== Your objective ==
Output exactly the lines from the line with "Extract all readable text from this page." through the end of the records below. Include nothing else.

Stored records:
%%

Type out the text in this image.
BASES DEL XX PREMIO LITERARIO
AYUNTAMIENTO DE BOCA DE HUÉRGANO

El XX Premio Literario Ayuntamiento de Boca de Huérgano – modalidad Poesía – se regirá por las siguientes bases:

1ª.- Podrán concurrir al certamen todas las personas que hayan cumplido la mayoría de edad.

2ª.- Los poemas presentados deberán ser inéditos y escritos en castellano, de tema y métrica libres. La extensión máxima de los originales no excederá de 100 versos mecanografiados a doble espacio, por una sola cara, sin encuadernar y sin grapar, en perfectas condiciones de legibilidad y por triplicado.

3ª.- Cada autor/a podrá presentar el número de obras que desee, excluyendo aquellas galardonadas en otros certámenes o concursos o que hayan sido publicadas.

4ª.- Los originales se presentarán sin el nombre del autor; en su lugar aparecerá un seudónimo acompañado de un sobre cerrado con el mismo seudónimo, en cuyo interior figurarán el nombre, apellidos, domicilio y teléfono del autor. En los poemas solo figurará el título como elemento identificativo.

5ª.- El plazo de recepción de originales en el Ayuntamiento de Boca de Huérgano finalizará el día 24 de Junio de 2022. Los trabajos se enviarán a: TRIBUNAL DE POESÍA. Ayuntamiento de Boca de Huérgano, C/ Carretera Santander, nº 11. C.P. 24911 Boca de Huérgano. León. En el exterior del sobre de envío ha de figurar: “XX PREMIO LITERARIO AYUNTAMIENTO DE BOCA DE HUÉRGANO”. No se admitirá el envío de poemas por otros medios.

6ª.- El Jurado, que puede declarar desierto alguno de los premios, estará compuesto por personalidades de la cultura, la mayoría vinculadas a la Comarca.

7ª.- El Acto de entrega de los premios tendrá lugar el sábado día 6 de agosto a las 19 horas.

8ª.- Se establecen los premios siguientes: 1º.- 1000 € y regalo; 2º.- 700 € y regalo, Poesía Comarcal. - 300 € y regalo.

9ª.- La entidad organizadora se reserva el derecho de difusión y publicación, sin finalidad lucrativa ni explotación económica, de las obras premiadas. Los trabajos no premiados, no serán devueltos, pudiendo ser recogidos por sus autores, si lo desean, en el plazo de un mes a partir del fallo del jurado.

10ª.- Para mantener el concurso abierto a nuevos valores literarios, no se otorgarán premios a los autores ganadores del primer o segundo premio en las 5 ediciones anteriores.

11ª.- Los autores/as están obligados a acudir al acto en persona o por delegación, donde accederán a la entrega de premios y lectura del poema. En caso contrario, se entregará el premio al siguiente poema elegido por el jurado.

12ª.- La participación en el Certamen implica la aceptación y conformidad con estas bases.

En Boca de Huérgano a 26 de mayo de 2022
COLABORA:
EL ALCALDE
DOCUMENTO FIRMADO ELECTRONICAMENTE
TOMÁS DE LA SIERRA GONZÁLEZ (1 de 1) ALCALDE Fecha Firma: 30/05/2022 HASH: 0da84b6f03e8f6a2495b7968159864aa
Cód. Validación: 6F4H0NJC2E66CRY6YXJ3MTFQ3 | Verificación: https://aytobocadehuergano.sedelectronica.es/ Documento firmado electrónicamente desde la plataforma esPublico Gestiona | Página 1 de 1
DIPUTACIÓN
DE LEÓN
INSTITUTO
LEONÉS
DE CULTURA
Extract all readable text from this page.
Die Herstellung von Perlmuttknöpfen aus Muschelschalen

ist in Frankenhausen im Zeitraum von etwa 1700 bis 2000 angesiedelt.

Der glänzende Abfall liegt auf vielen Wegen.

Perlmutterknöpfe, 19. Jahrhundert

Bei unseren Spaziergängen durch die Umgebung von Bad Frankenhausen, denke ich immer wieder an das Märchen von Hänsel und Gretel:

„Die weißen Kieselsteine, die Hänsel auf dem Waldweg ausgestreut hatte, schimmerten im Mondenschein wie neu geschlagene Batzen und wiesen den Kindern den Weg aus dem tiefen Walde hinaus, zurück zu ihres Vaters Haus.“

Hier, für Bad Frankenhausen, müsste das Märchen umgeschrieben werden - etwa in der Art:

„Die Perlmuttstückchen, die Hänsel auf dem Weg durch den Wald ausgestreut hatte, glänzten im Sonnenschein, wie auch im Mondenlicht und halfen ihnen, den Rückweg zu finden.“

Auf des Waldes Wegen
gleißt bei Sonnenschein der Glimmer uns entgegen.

%%

== Expected answer ==
Extract all readable text from this page.
Die Herstellung von Perlmuttknöpfen aus Muschelschalen

ist in Frankenhausen im Zeitraum von etwa 1700 bis 2000 angesiedelt.

Der glänzende Abfall liegt auf vielen Wegen.

Perlmutterknöpfe, 19. Jahrhundert

Bei unseren Spaziergängen durch die Umgebung von Bad Frankenhausen, denke ich immer wieder an das Märchen von Hänsel und Gretel:

„Die weißen Kieselsteine, die Hänsel auf dem Waldweg ausgestreut hatte, schimmerten im Mondenschein wie neu geschlagene Batzen und wiesen den Kindern den Weg aus dem tiefen Walde hinaus, zurück zu ihres Vaters Haus.“

Hier, für Bad Frankenhausen, müsste das Märchen umgeschrieben werden - etwa in der Art:

„Die Perlmuttstückchen, die Hänsel auf dem Weg durch den Wald ausgestreut hatte, glänzten im Sonnenschein, wie auch im Mondenlicht und halfen ihnen, den Rückweg zu finden.“

Auf des Waldes Wegen
gleißt bei Sonnenschein der Glimmer uns entgegen.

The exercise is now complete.